### SUPPLIED MATERIAL

start

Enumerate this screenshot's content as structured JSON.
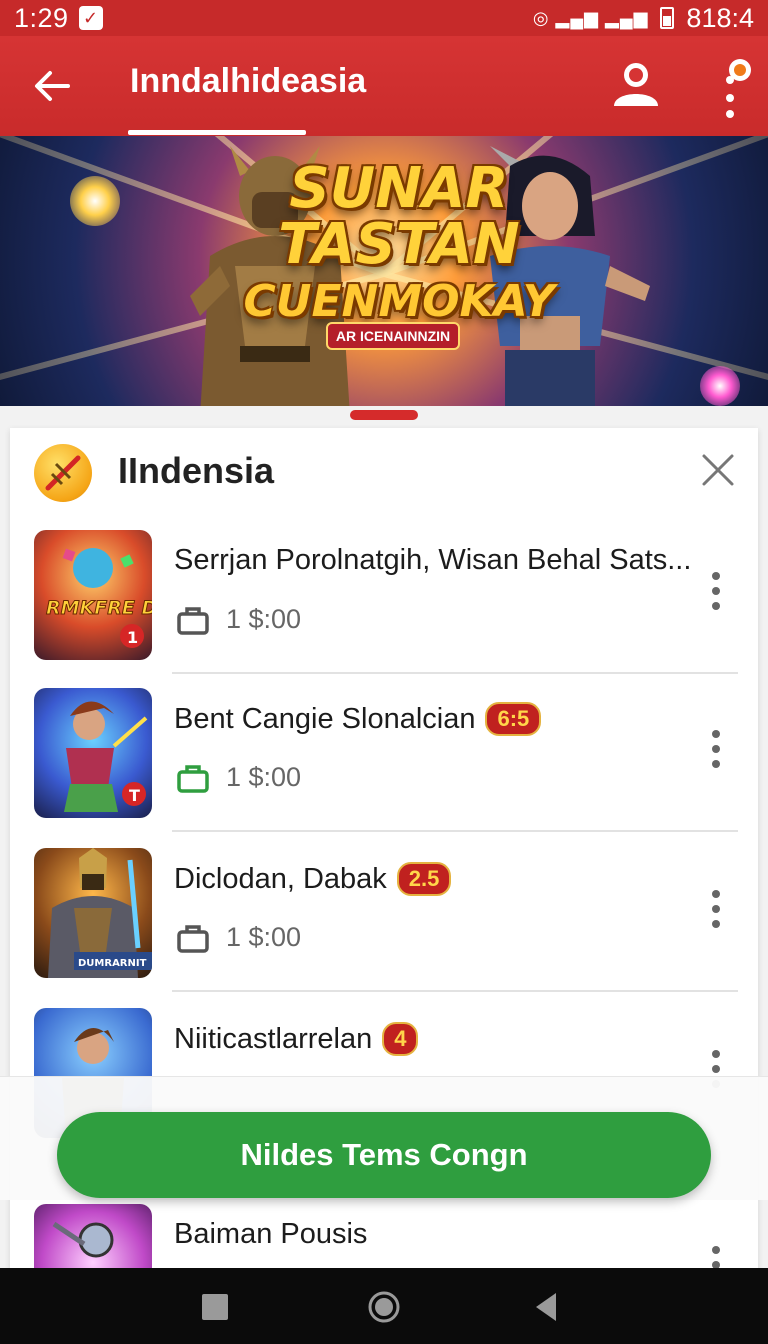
{
  "status_bar": {
    "time": "1:29",
    "battery_text": "818:4",
    "signal_text": "📶"
  },
  "app_bar": {
    "title": "Inndalhideasia"
  },
  "banner": {
    "line1": "SUNAR",
    "line2": "TASTAN",
    "line3": "CUENMOKAY",
    "sub": "AR ICENAINNZIN"
  },
  "list": {
    "heading": "IIndensia",
    "items": [
      {
        "name": "Serrjan Porolnatgih, Wisan Behal Sats...",
        "badge": "",
        "price": "1 $:00",
        "thumb_text": "RMKFRE DAOGS",
        "thumb_badge": "1",
        "bag_color": "#555555"
      },
      {
        "name": "Bent Cangie Slonalcian",
        "badge": "6:5",
        "price": "1 $:00",
        "thumb_text": "",
        "thumb_badge": "T",
        "bag_color": "#2f9e3f"
      },
      {
        "name": "Diclodan, Dabak",
        "badge": "2.5",
        "price": "1 $:00",
        "thumb_text": "DUMRARNIT",
        "thumb_badge": "",
        "bag_color": "#555555"
      },
      {
        "name": "Niiticastlarrelan",
        "badge": "4",
        "price": "",
        "thumb_text": "",
        "thumb_badge": "",
        "bag_color": "#2f9e3f"
      },
      {
        "name": "Baiman Pousis",
        "badge": "",
        "price": "",
        "thumb_text": "",
        "thumb_badge": "",
        "bag_color": "#555555"
      }
    ]
  },
  "fab": {
    "label": "Nildes Tems Congn"
  },
  "colors": {
    "primary_red": "#c62a2a",
    "action_green": "#2f9e3f",
    "badge_red": "#c0211f"
  }
}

end

### GIVEN TASK
Of the lines above, how many include the word "name"? Reply with the number only.

### FULL OUTPUT
5